— begin Selected excerpt —

Single by Tool

from the album Undertow
- Released: 1993
- Studio: Grand Master (Hollywood)
- Genre: Alternative metal;
- Length: 4:56
- Label: Zoo
- Composers: Adam Jones; Maynard James Keenan; Danny Carey; Paul D'Amour;
- Lyricist: Maynard James Keenan
- Producers: Sylvia Massy; Tool;

Tool singles chronology
|  | "Prison Sex" (1993) | "Sober" (1994) |

= Prison Sex =

1993 single by Tool

"Prison Sex" is a song by American rock band Tool. Featuring lyrics written by frontman Maynard James Keenan, it was released as the first single from their debut studio album, Undertow (1993). The song uses a modified drop-D tuning (which is originally tuned as DADGBE, however, Prison Sex is tuned as BADGBE). The track features an "anti-climax" coda, in which memorable verses and choruses dissolve into an unrelated, quiet final section.

— end Selected excerpt —
— begin Dataset content —

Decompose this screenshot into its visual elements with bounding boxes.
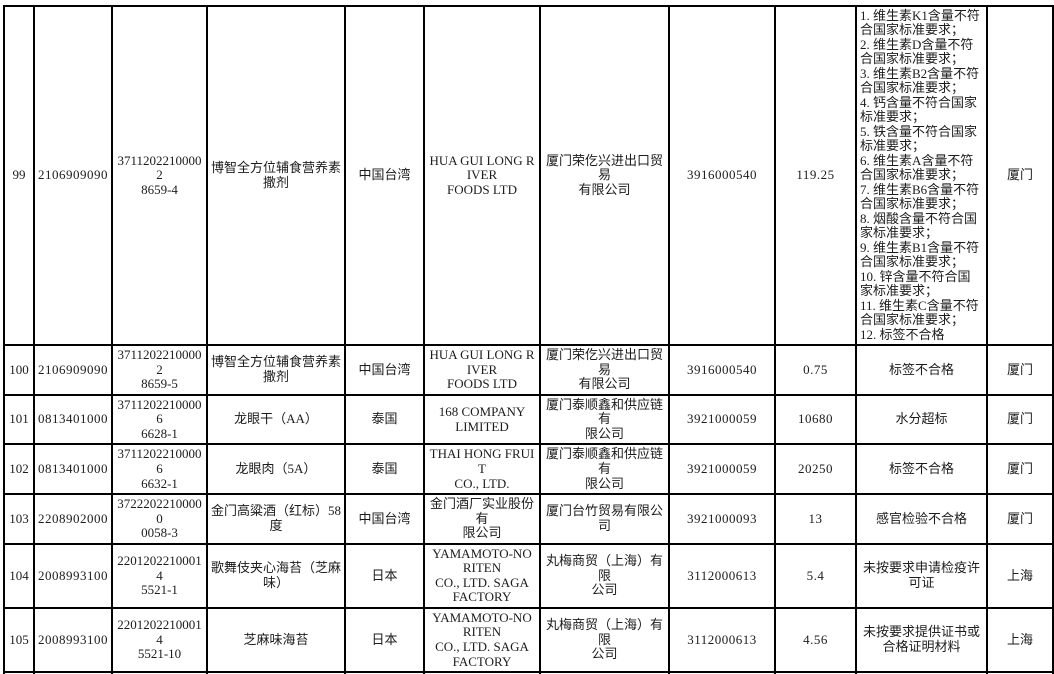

— end Dataset content —

• What you will do
**A.** In the "Prison Sex" page, update the part that opens with the words containing "1993 single by" and closes with "quiet final section." by changing "frontman" to "lead singer".
**B.** Summarize the "Prison Sex" page in two sentences.
**C.** From the "Prison Sex" page, turn the paragraph that begins with "\"Prison Sex\" is a song by American rock band Tool" into a list that keeps its main facts.

• Solved problems
**A.**
1993 single by Tool

"Prison Sex" is a song by American rock band Tool. Featuring lyrics written by lead singer Maynard James Keenan, it was released as the first single from their debut studio album, Undertow (1993). The song uses a modified drop-D tuning (which is originally tuned as DADGBE, however, Prison Sex is tuned as BADGBE). The track features an "anti-climax" coda, in which memorable verses and choruses dissolve into an unrelated, quiet final section.

**B.** "Prison Sex" is a 1993 alternative metal song by the American rock band Tool, with lyrics by Maynard James Keenan, and it was the first single from their debut album, Undertow. It uses a modified drop-D tuning and ends with an "anti-climax" coda that fades into a quiet, unrelated final section.

**C.**
- A song by the American rock band Tool
- Lyrics written by frontman Maynard James Keenan
- First single from the band's debut studio album, Undertow (1993)
- Uses a modified drop-D tuning: BADGBE instead of the original DADGBE
- Ends with an "anti-climax" coda, where the verses and choruses dissolve into an unrelated, quiet final section